[START Exercise data]

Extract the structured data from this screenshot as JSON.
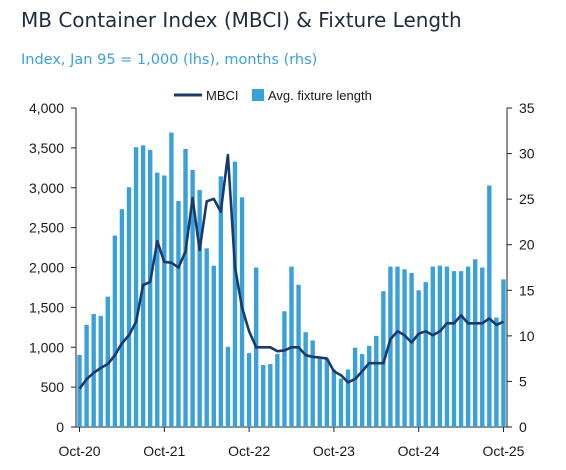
{
  "chart_data": {
    "type": "bar+line",
    "title": "MB Container Index (MBCI) & Fixture Length",
    "subtitle": "Index, Jan 95 = 1,000 (lhs), months (rhs)",
    "legend": {
      "placement": "top-center",
      "entries": [
        "MBCI",
        "Avg. fixture length"
      ]
    },
    "x_tick_labels": [
      "Oct-20",
      "Oct-21",
      "Oct-22",
      "Oct-23",
      "Oct-24",
      "Oct-25"
    ],
    "x_tick_month_index": [
      0,
      12,
      24,
      36,
      48,
      60
    ],
    "months": [
      "Oct-20",
      "Nov-20",
      "Dec-20",
      "Jan-21",
      "Feb-21",
      "Mar-21",
      "Apr-21",
      "May-21",
      "Jun-21",
      "Jul-21",
      "Aug-21",
      "Sep-21",
      "Oct-21",
      "Nov-21",
      "Dec-21",
      "Jan-22",
      "Feb-22",
      "Mar-22",
      "Apr-22",
      "May-22",
      "Jun-22",
      "Jul-22",
      "Aug-22",
      "Sep-22",
      "Oct-22",
      "Nov-22",
      "Dec-22",
      "Jan-23",
      "Feb-23",
      "Mar-23",
      "Apr-23",
      "May-23",
      "Jun-23",
      "Jul-23",
      "Aug-23",
      "Sep-23",
      "Oct-23",
      "Nov-23",
      "Dec-23",
      "Jan-24",
      "Feb-24",
      "Mar-24",
      "Apr-24",
      "May-24",
      "Jun-24",
      "Jul-24",
      "Aug-24",
      "Sep-24",
      "Oct-24",
      "Nov-24",
      "Dec-24",
      "Jan-25",
      "Feb-25",
      "Mar-25",
      "Apr-25",
      "May-25",
      "Jun-25",
      "Jul-25",
      "Aug-25",
      "Sep-25",
      "Oct-25"
    ],
    "left_axis": {
      "ylim": [
        0,
        4000
      ],
      "ticks": [
        "0",
        "500",
        "1,000",
        "1,500",
        "2,000",
        "2,500",
        "3,000",
        "3,500",
        "4,000"
      ],
      "tick_values": [
        0,
        500,
        1000,
        1500,
        2000,
        2500,
        3000,
        3500,
        4000
      ]
    },
    "right_axis": {
      "ylim": [
        0,
        35
      ],
      "ticks": [
        "0",
        "5",
        "10",
        "15",
        "20",
        "25",
        "30",
        "35"
      ],
      "tick_values": [
        0,
        5,
        10,
        15,
        20,
        25,
        30,
        35
      ]
    },
    "series": [
      {
        "name": "Avg. fixture length",
        "type": "bar",
        "axis": "right",
        "color": "#3aa0d8",
        "values": [
          7.9,
          11.2,
          12.4,
          12.2,
          14.3,
          21.0,
          23.9,
          26.3,
          30.7,
          30.9,
          30.4,
          27.9,
          27.6,
          32.3,
          24.8,
          30.5,
          28.2,
          26.0,
          19.6,
          17.7,
          27.5,
          8.8,
          29.1,
          25.2,
          8.1,
          17.5,
          6.8,
          6.9,
          8.0,
          12.7,
          17.6,
          15.6,
          10.4,
          9.5,
          7.5,
          7.5,
          6.3,
          5.3,
          6.3,
          8.7,
          8.0,
          8.9,
          10.0,
          14.9,
          17.6,
          17.6,
          17.3,
          16.9,
          15.0,
          15.9,
          17.6,
          17.7,
          17.6,
          17.1,
          17.1,
          17.6,
          18.4,
          17.5,
          26.5,
          12.0,
          16.2
        ]
      },
      {
        "name": "MBCI",
        "type": "line",
        "axis": "left",
        "color": "#1b3a6b",
        "values": [
          480,
          600,
          680,
          740,
          790,
          900,
          1050,
          1150,
          1320,
          1780,
          1820,
          2330,
          2070,
          2060,
          2000,
          2200,
          2870,
          2220,
          2830,
          2860,
          2700,
          3410,
          2000,
          1500,
          1200,
          1000,
          1000,
          1000,
          950,
          960,
          1000,
          1000,
          900,
          880,
          870,
          860,
          700,
          650,
          560,
          600,
          700,
          800,
          800,
          800,
          1100,
          1200,
          1150,
          1060,
          1170,
          1200,
          1150,
          1200,
          1300,
          1300,
          1400,
          1300,
          1300,
          1300,
          1360,
          1280,
          1320
        ]
      }
    ]
  }
}
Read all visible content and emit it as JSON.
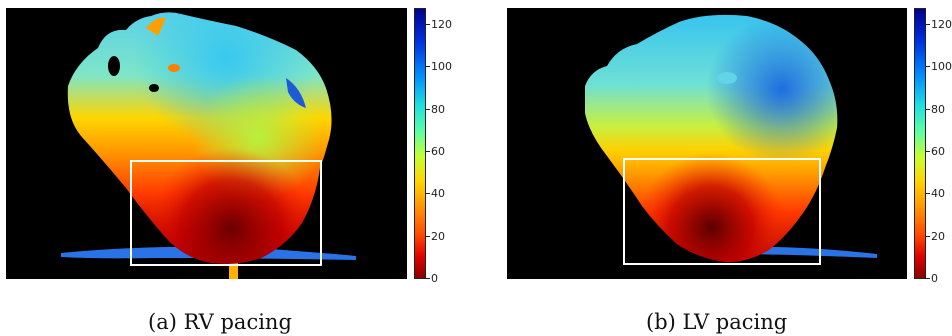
{
  "panels": [
    {
      "id": "a",
      "caption": "(a) RV pacing",
      "colorbar_ticks": [
        "0",
        "20",
        "40",
        "60",
        "80",
        "100",
        "120"
      ],
      "colorbar_max": 128
    },
    {
      "id": "b",
      "caption": "(b) LV pacing",
      "colorbar_ticks": [
        "0",
        "20",
        "40",
        "60",
        "80",
        "100",
        "120"
      ],
      "colorbar_max": 128
    }
  ],
  "colormap": [
    "#8b0000",
    "#e00000",
    "#ff4a00",
    "#ff9a00",
    "#ffd400",
    "#c8ff30",
    "#60ffa0",
    "#20e0e0",
    "#0090ff",
    "#0030e0",
    "#000090"
  ]
}
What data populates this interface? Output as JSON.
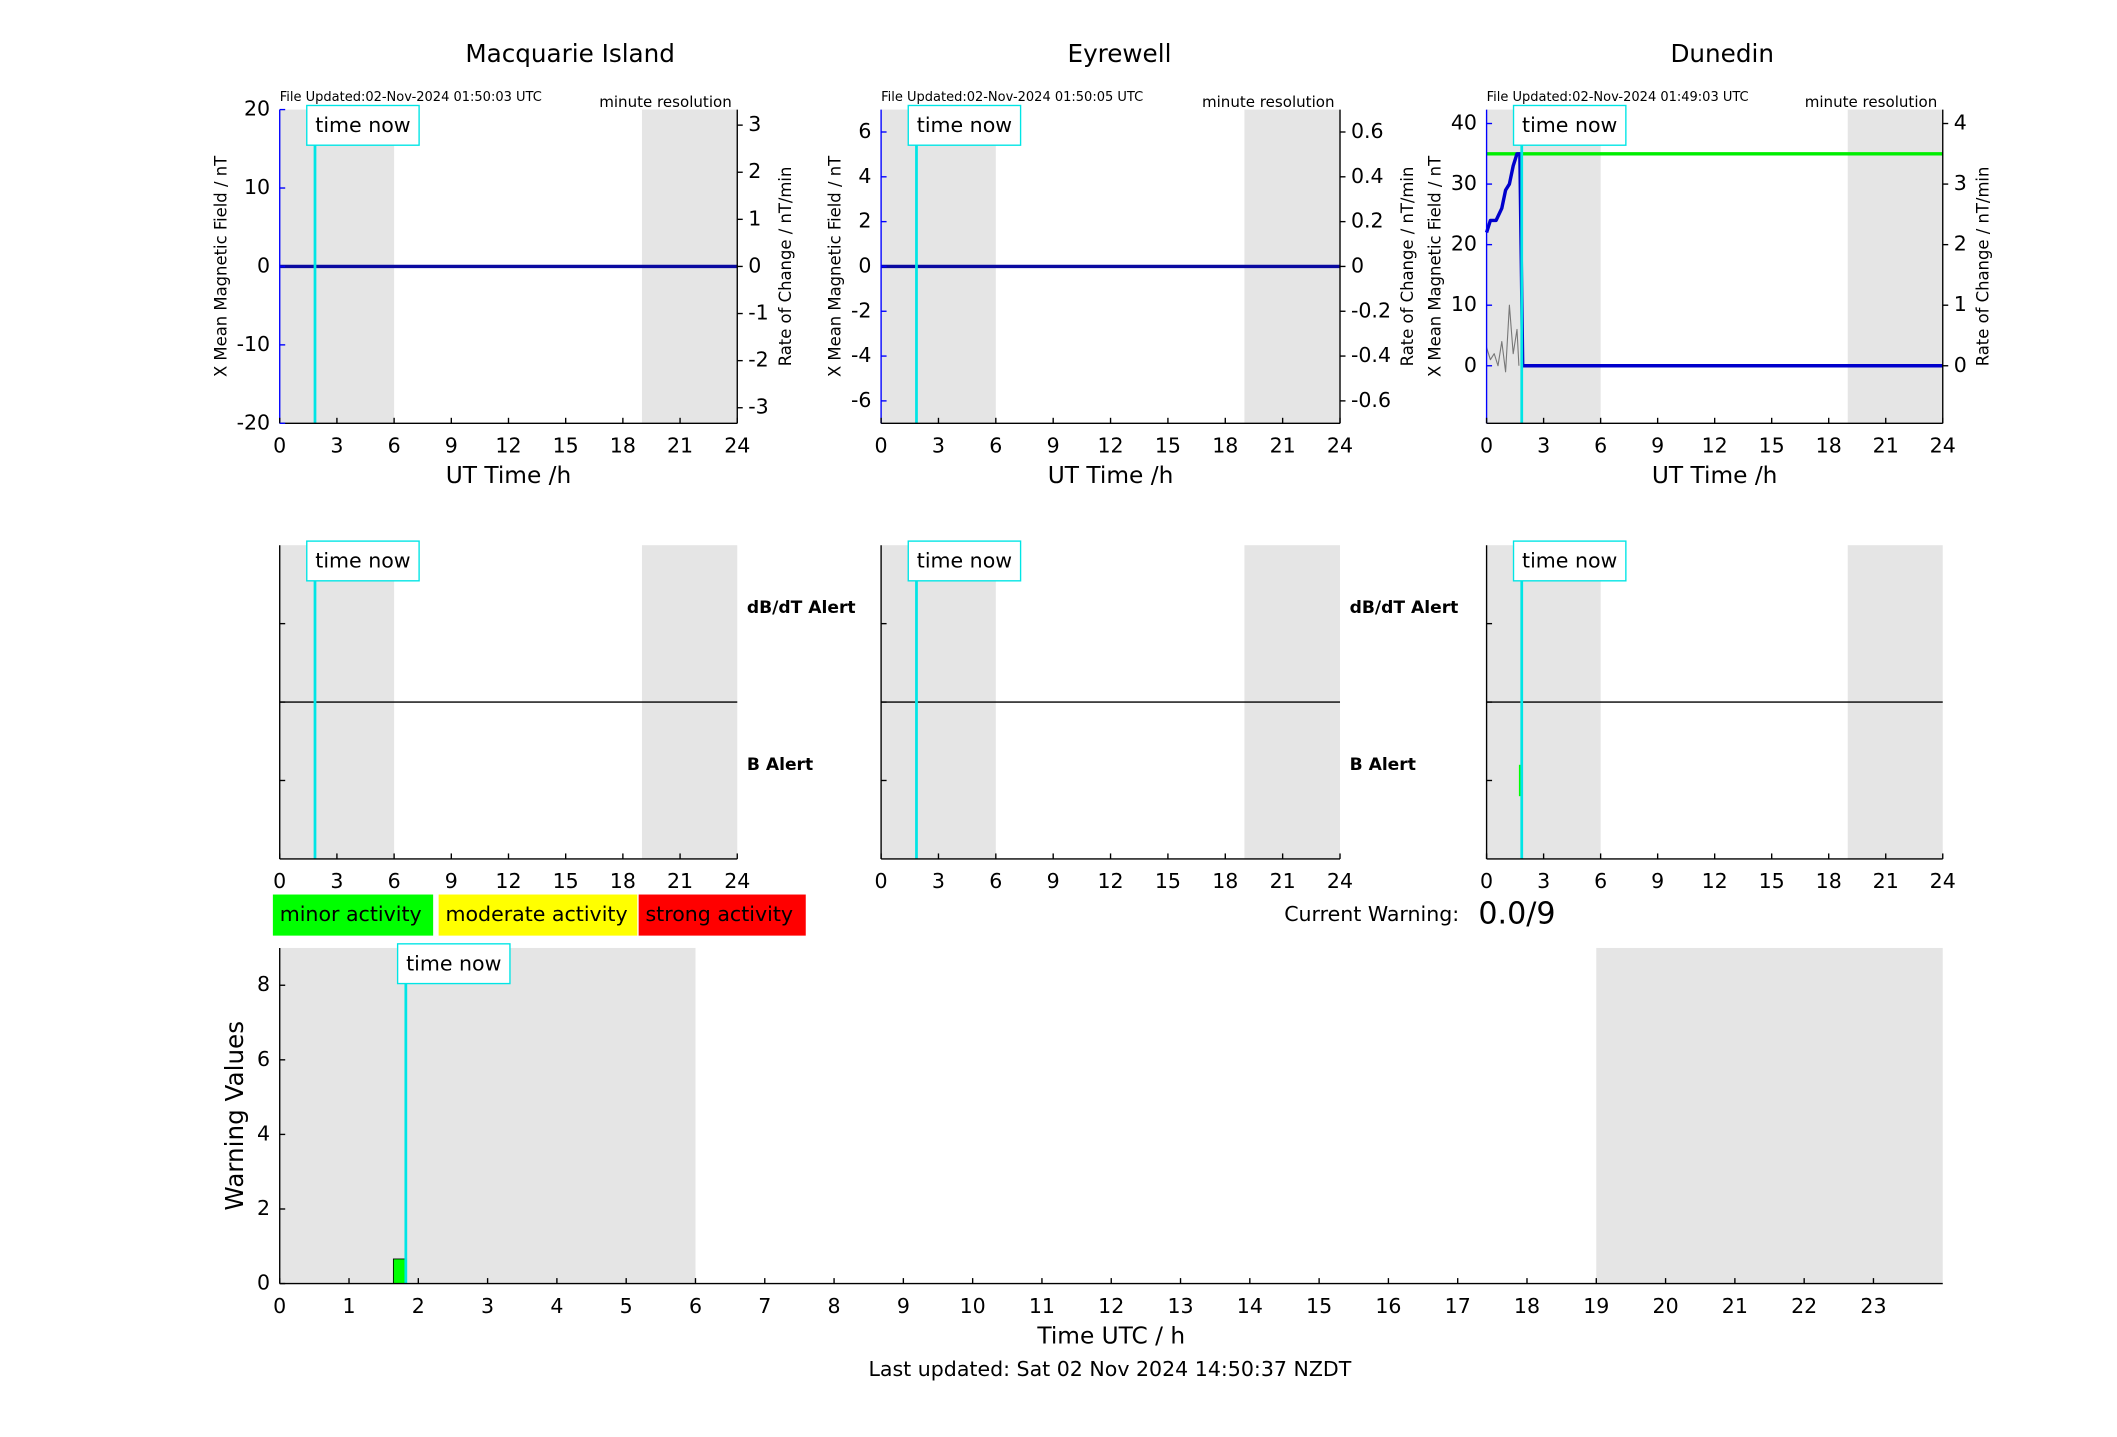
{
  "chart_data": [
    {
      "type": "line",
      "title": "Macquarie Island",
      "file_updated": "File Updated:02-Nov-2024 01:50:03 UTC",
      "resolution": "minute resolution",
      "ylabel": "X Mean Magnetic Field / nT",
      "y2label": "Rate of Change / nT/min",
      "xlabel": "UT Time /h",
      "y_color": "#0000ff",
      "xlim": [
        0,
        24
      ],
      "xticks": [
        0,
        3,
        6,
        9,
        12,
        15,
        18,
        21,
        24
      ],
      "ylim": [
        -20,
        20
      ],
      "yticks": [
        -20,
        -10,
        0,
        10,
        20
      ],
      "y2lim": [
        -3.33,
        3.33
      ],
      "y2ticks": [
        -3,
        -2,
        -1,
        0,
        1,
        2,
        3
      ],
      "shaded": [
        [
          0,
          6
        ],
        [
          19,
          24
        ]
      ],
      "annotations": [
        {
          "text": "time now",
          "x": 1.85,
          "color": "#00e5e5"
        }
      ],
      "series": [
        {
          "color": "#0a0aa0",
          "x": [
            0,
            24
          ],
          "values": [
            0,
            0
          ]
        }
      ]
    },
    {
      "type": "line",
      "title": "Eyrewell",
      "file_updated": "File Updated:02-Nov-2024 01:50:05 UTC",
      "resolution": "minute resolution",
      "ylabel": "X Mean Magnetic Field / nT",
      "y2label": "Rate of Change / nT/min",
      "xlabel": "UT Time /h",
      "y_color": "#0000ff",
      "xlim": [
        0,
        24
      ],
      "xticks": [
        0,
        3,
        6,
        9,
        12,
        15,
        18,
        21,
        24
      ],
      "ylim": [
        -7,
        7
      ],
      "yticks": [
        -6,
        -4,
        -2,
        0,
        2,
        4,
        6
      ],
      "y2lim": [
        -0.7,
        0.7
      ],
      "y2ticks": [
        -0.6,
        -0.4,
        -0.2,
        0,
        0.2,
        0.4,
        0.6
      ],
      "shaded": [
        [
          0,
          6
        ],
        [
          19,
          24
        ]
      ],
      "annotations": [
        {
          "text": "time now",
          "x": 1.85,
          "color": "#00e5e5"
        }
      ],
      "series": [
        {
          "color": "#0a0aa0",
          "x": [
            0,
            24
          ],
          "values": [
            0,
            0
          ]
        }
      ]
    },
    {
      "type": "line",
      "title": "Dunedin",
      "file_updated": "File Updated:02-Nov-2024 01:49:03 UTC",
      "resolution": "minute resolution",
      "ylabel": "X Mean Magnetic Field / nT",
      "y2label": "Rate of Change / nT/min",
      "xlabel": "UT Time /h",
      "y_color": "#0000ff",
      "xlim": [
        0,
        24
      ],
      "xticks": [
        0,
        3,
        6,
        9,
        12,
        15,
        18,
        21,
        24
      ],
      "ylim": [
        -9.5,
        42.3
      ],
      "yticks": [
        0,
        10,
        20,
        30,
        40
      ],
      "y2lim": [
        -0.95,
        4.23
      ],
      "y2ticks": [
        0,
        1,
        2,
        3,
        4
      ],
      "shaded": [
        [
          0,
          6
        ],
        [
          19,
          24
        ]
      ],
      "annotations": [
        {
          "text": "time now",
          "x": 1.85,
          "color": "#00e5e5"
        }
      ],
      "series": [
        {
          "color": "#00ee00",
          "x": [
            0,
            24
          ],
          "values": [
            35,
            35
          ]
        },
        {
          "color": "#777777",
          "axis": "y2",
          "x": [
            0,
            0.2,
            0.4,
            0.6,
            0.8,
            1.0,
            1.2,
            1.4,
            1.6,
            1.7
          ],
          "values": [
            0.3,
            0.1,
            0.2,
            0,
            0.4,
            -0.1,
            1.0,
            0.2,
            0.6,
            0
          ]
        },
        {
          "color": "#0000cc",
          "x": [
            0,
            0.2,
            0.5,
            0.8,
            1.0,
            1.2,
            1.4,
            1.6,
            1.75,
            1.9,
            24
          ],
          "values": [
            22,
            24,
            24,
            26,
            29,
            30,
            33,
            35,
            35,
            0,
            0
          ]
        }
      ]
    },
    {
      "type": "alert",
      "xlim": [
        0,
        24
      ],
      "xticks": [
        0,
        3,
        6,
        9,
        12,
        15,
        18,
        21,
        24
      ],
      "ylim": [
        0,
        2
      ],
      "yticks": [
        0.5,
        1,
        1.5
      ],
      "divider": 1,
      "row_labels": [
        {
          "text": "dB/dT Alert",
          "color": "#000000"
        },
        {
          "text": "B Alert",
          "color": "#0000ff"
        }
      ],
      "shaded": [
        [
          0,
          6
        ],
        [
          19,
          24
        ]
      ],
      "annotations": [
        {
          "text": "time now",
          "x": 1.85,
          "color": "#00e5e5"
        }
      ],
      "bars": []
    },
    {
      "type": "alert",
      "xlim": [
        0,
        24
      ],
      "xticks": [
        0,
        3,
        6,
        9,
        12,
        15,
        18,
        21,
        24
      ],
      "ylim": [
        0,
        2
      ],
      "yticks": [
        0.5,
        1,
        1.5
      ],
      "divider": 1,
      "row_labels": [
        {
          "text": "dB/dT Alert",
          "color": "#000000"
        },
        {
          "text": "B Alert",
          "color": "#0000ff"
        }
      ],
      "shaded": [
        [
          0,
          6
        ],
        [
          19,
          24
        ]
      ],
      "annotations": [
        {
          "text": "time now",
          "x": 1.85,
          "color": "#00e5e5"
        }
      ],
      "bars": []
    },
    {
      "type": "alert",
      "xlim": [
        0,
        24
      ],
      "xticks": [
        0,
        3,
        6,
        9,
        12,
        15,
        18,
        21,
        24
      ],
      "ylim": [
        0,
        2
      ],
      "yticks": [
        0.5,
        1,
        1.5
      ],
      "divider": 1,
      "shaded": [
        [
          0,
          6
        ],
        [
          19,
          24
        ]
      ],
      "annotations": [
        {
          "text": "time now",
          "x": 1.85,
          "color": "#00e5e5"
        }
      ],
      "bars": [
        {
          "x": [
            1.7,
            1.9
          ],
          "y": [
            0.4,
            0.6
          ],
          "color": "#00ff00"
        }
      ]
    },
    {
      "type": "bar",
      "ylabel": "Warning Values",
      "xlabel": "Time UTC / h",
      "xlim": [
        0,
        24
      ],
      "xticks": [
        0,
        1,
        2,
        3,
        4,
        5,
        6,
        7,
        8,
        9,
        10,
        11,
        12,
        13,
        14,
        15,
        16,
        17,
        18,
        19,
        20,
        21,
        22,
        23
      ],
      "ylim": [
        0,
        9
      ],
      "yticks": [
        0,
        2,
        4,
        6,
        8
      ],
      "shaded": [
        [
          0,
          6
        ],
        [
          19,
          24
        ]
      ],
      "annotations": [
        {
          "text": "time now",
          "x": 1.82,
          "color": "#00e5e5"
        }
      ],
      "bars": [
        {
          "x": [
            1.64,
            1.82
          ],
          "value": 0.66,
          "color": "#00ff00"
        }
      ]
    }
  ],
  "activity_levels": [
    {
      "label": "minor activity",
      "color": "#00ff00"
    },
    {
      "label": "moderate activity",
      "color": "#ffff00"
    },
    {
      "label": "strong activity",
      "color": "#ff0000"
    }
  ],
  "current_warning": {
    "label": "Current Warning:",
    "value": "0.0/9"
  },
  "footer": "Last updated: Sat 02 Nov 2024 14:50:37 NZDT"
}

[END Exercise data]

◆ **Task goal**: Gather all lines from the listing above in which "MBCI" occurs.

◆ **Task result**:
    "title": "MB Container Index (MBCI) & Fixture Length",
        "MBCI",
        "name": "MBCI",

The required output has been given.